### REQUIREMENT
Reproduce all of the data exactly.
--- start ---
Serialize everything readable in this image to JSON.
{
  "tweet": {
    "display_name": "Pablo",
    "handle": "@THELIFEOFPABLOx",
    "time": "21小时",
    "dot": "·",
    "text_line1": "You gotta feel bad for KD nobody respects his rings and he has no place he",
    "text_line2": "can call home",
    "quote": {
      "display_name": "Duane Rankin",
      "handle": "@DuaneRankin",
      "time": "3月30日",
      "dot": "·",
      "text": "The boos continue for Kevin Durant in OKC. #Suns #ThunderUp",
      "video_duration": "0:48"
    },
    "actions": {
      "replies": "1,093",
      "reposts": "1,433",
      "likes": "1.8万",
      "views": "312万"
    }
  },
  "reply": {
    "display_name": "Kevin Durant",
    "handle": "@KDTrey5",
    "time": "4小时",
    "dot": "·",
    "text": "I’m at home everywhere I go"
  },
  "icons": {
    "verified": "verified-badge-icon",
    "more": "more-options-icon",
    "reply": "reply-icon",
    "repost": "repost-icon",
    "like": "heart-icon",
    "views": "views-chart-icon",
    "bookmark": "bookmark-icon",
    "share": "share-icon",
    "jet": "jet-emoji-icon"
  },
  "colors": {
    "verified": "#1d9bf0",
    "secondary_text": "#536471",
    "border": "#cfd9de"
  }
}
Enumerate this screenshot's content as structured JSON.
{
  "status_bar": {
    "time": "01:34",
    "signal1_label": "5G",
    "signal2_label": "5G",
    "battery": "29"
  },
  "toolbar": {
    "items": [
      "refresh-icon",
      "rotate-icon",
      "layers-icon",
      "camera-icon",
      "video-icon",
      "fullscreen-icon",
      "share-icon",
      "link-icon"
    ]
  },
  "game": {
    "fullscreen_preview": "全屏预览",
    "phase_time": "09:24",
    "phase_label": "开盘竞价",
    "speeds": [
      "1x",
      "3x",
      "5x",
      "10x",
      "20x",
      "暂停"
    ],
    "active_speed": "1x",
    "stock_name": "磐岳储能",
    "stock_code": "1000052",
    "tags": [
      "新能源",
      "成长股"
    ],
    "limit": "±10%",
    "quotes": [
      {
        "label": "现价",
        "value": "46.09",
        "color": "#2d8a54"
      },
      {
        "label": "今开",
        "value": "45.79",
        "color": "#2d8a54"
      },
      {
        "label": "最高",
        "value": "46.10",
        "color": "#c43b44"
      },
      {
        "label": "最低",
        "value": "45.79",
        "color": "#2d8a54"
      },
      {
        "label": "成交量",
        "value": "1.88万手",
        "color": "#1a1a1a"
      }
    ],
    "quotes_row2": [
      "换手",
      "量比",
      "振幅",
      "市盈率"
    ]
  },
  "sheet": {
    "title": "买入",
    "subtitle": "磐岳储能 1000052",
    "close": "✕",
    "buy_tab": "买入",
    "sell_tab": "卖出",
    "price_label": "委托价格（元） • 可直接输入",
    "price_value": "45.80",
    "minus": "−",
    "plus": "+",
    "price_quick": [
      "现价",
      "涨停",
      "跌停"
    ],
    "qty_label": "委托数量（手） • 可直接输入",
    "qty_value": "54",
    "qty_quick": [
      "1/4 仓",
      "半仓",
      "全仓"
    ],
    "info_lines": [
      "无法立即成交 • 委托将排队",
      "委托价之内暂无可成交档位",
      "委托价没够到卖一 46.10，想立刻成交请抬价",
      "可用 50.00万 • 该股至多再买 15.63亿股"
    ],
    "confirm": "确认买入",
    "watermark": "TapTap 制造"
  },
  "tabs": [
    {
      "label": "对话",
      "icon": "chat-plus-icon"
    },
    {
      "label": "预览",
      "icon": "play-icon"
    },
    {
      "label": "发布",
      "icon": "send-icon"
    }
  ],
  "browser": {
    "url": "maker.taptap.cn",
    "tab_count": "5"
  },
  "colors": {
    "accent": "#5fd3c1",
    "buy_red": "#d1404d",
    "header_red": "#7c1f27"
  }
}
--- end ---
### CORRECT RESPONSE
Serialize everything readable in this image to JSON.
{
  "tweet": {
    "display_name": "Pablo",
    "handle": "@THELIFEOFPABLOx",
    "time": "21小时",
    "dot": "·",
    "text_line1": "You gotta feel bad for KD nobody respects his rings and he has no place he",
    "text_line2": "can call home",
    "quote": {
      "display_name": "Duane Rankin",
      "handle": "@DuaneRankin",
      "time": "3月30日",
      "dot": "·",
      "text": "The boos continue for Kevin Durant in OKC. #Suns #ThunderUp",
      "video_duration": "0:48"
    },
    "actions": {
      "replies": "1,093",
      "reposts": "1,433",
      "likes": "1.8万",
      "views": "312万"
    }
  },
  "reply": {
    "display_name": "Kevin Durant",
    "handle": "@KDTrey5",
    "time": "4小时",
    "dot": "·",
    "text": "I’m at home everywhere I go"
  },
  "icons": {
    "verified": "verified-badge-icon",
    "more": "more-options-icon",
    "reply": "reply-icon",
    "repost": "repost-icon",
    "like": "heart-icon",
    "views": "views-chart-icon",
    "bookmark": "bookmark-icon",
    "share": "share-icon",
    "jet": "jet-emoji-icon"
  },
  "colors": {
    "verified": "#1d9bf0",
    "secondary_text": "#536471",
    "border": "#cfd9de"
  }
}
Enumerate this screenshot's content as structured JSON.
{
  "status_bar": {
    "time": "01:34",
    "signal1_label": "5G",
    "signal2_label": "5G",
    "battery": "29"
  },
  "toolbar": {
    "items": [
      "refresh-icon",
      "rotate-icon",
      "layers-icon",
      "camera-icon",
      "video-icon",
      "fullscreen-icon",
      "share-icon",
      "link-icon"
    ]
  },
  "game": {
    "fullscreen_preview": "全屏预览",
    "phase_time": "09:24",
    "phase_label": "开盘竞价",
    "speeds": [
      "1x",
      "3x",
      "5x",
      "10x",
      "20x",
      "暂停"
    ],
    "active_speed": "1x",
    "stock_name": "磐岳储能",
    "stock_code": "1000052",
    "tags": [
      "新能源",
      "成长股"
    ],
    "limit": "±10%",
    "quotes": [
      {
        "label": "现价",
        "value": "46.09",
        "color": "#2d8a54"
      },
      {
        "label": "今开",
        "value": "45.79",
        "color": "#2d8a54"
      },
      {
        "label": "最高",
        "value": "46.10",
        "color": "#c43b44"
      },
      {
        "label": "最低",
        "value": "45.79",
        "color": "#2d8a54"
      },
      {
        "label": "成交量",
        "value": "1.88万手",
        "color": "#1a1a1a"
      }
    ],
    "quotes_row2": [
      "换手",
      "量比",
      "振幅",
      "市盈率"
    ]
  },
  "sheet": {
    "title": "买入",
    "subtitle": "磐岳储能 1000052",
    "close": "✕",
    "buy_tab": "买入",
    "sell_tab": "卖出",
    "price_label": "委托价格（元） • 可直接输入",
    "price_value": "45.80",
    "minus": "−",
    "plus": "+",
    "price_quick": [
      "现价",
      "涨停",
      "跌停"
    ],
    "qty_label": "委托数量（手） • 可直接输入",
    "qty_value": "54",
    "qty_quick": [
      "1/4 仓",
      "半仓",
      "全仓"
    ],
    "info_lines": [
      "无法立即成交 • 委托将排队",
      "委托价之内暂无可成交档位",
      "委托价没够到卖一 46.10，想立刻成交请抬价",
      "可用 50.00万 • 该股至多再买 15.63亿股"
    ],
    "confirm": "确认买入",
    "watermark": "TapTap 制造"
  },
  "tabs": [
    {
      "label": "对话",
      "icon": "chat-plus-icon"
    },
    {
      "label": "预览",
      "icon": "play-icon"
    },
    {
      "label": "发布",
      "icon": "send-icon"
    }
  ],
  "browser": {
    "url": "maker.taptap.cn",
    "tab_count": "5"
  },
  "colors": {
    "accent": "#5fd3c1",
    "buy_red": "#d1404d",
    "header_red": "#7c1f27"
  }
}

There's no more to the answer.